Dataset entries

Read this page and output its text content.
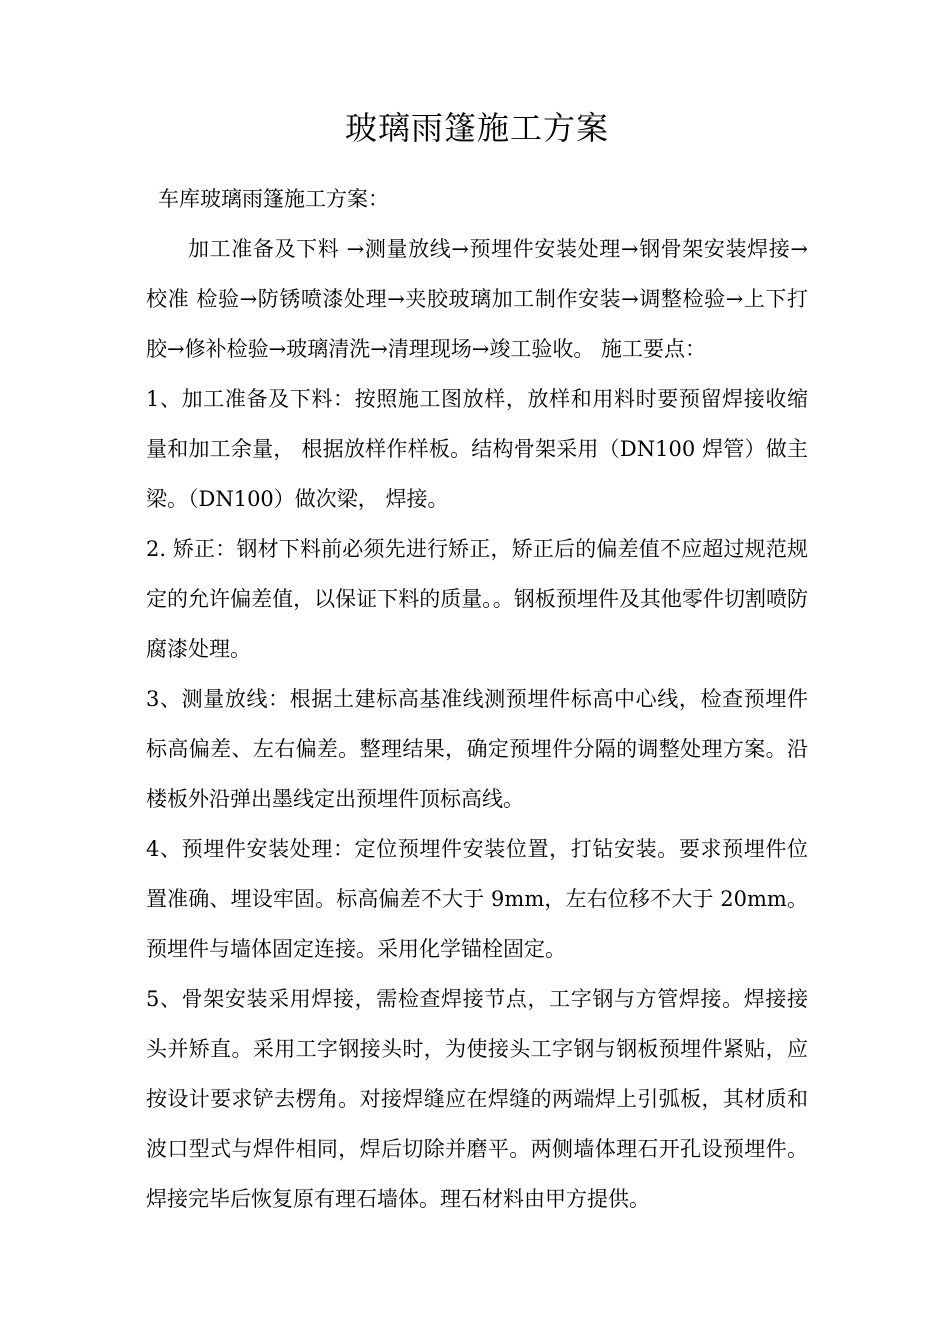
玻璃雨篷施工方案

车库玻璃雨篷施工方案：

加工准备及下料 →测量放线→预埋件安装处理→钢骨架安装焊接→校准 检验→防锈喷漆处理→夹胶玻璃加工制作安装→调整检验→上下打胶→修补检验→玻璃清洗→清理现场→竣工验收。 施工要点：

1、加工准备及下料：按照施工图放样，放样和用料时要预留焊接收缩量和加工余量， 根据放样作样板。结构骨架采用（DN100 焊管）做主梁。（DN100）做次梁， 焊接。

2. 矫正：钢材下料前必须先进行矫正，矫正后的偏差值不应超过规范规定的允许偏差值，以保证下料的质量。。钢板预埋件及其他零件切割喷防腐漆处理。

3、测量放线：根据土建标高基准线测预埋件标高中心线，检查预埋件标高偏差、左右偏差。整理结果，确定预埋件分隔的调整处理方案。沿楼板外沿弹出墨线定出预埋件顶标高线。

4、预埋件安装处理：定位预埋件安装位置，打钻安装。要求预埋件位置准确、埋设牢固。标高偏差不大于 9mm，左右位移不大于 20mm。预埋件与墙体固定连接。采用化学锚栓固定。

5、骨架安装采用焊接，需检查焊接节点，工字钢与方管焊接。焊接接头并矫直。采用工字钢接头时，为使接头工字钢与钢板预埋件紧贴，应按设计要求铲去楞角。对接焊缝应在焊缝的两端焊上引弧板，其材质和波口型式与焊件相同，焊后切除并磨平。两侧墙体理石开孔设预埋件。焊接完毕后恢复原有理石墙体。理石材料由甲方提供。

Work required: Gather and copy every line of the data in which the string "加工准备及下料" is found.

Exercise answer:
加工准备及下料 →测量放线→预埋件安装处理→钢骨架安装焊接→校准 检验→防锈喷漆处理→夹胶玻璃加工制作安装→调整检验→上下打胶→修补检验→玻璃清洗→清理现场→竣工验收。 施工要点：
1、加工准备及下料：按照施工图放样，放样和用料时要预留焊接收缩量和加工余量， 根据放样作样板。结构骨架采用（DN100 焊管）做主梁。（DN100）做次梁， 焊接。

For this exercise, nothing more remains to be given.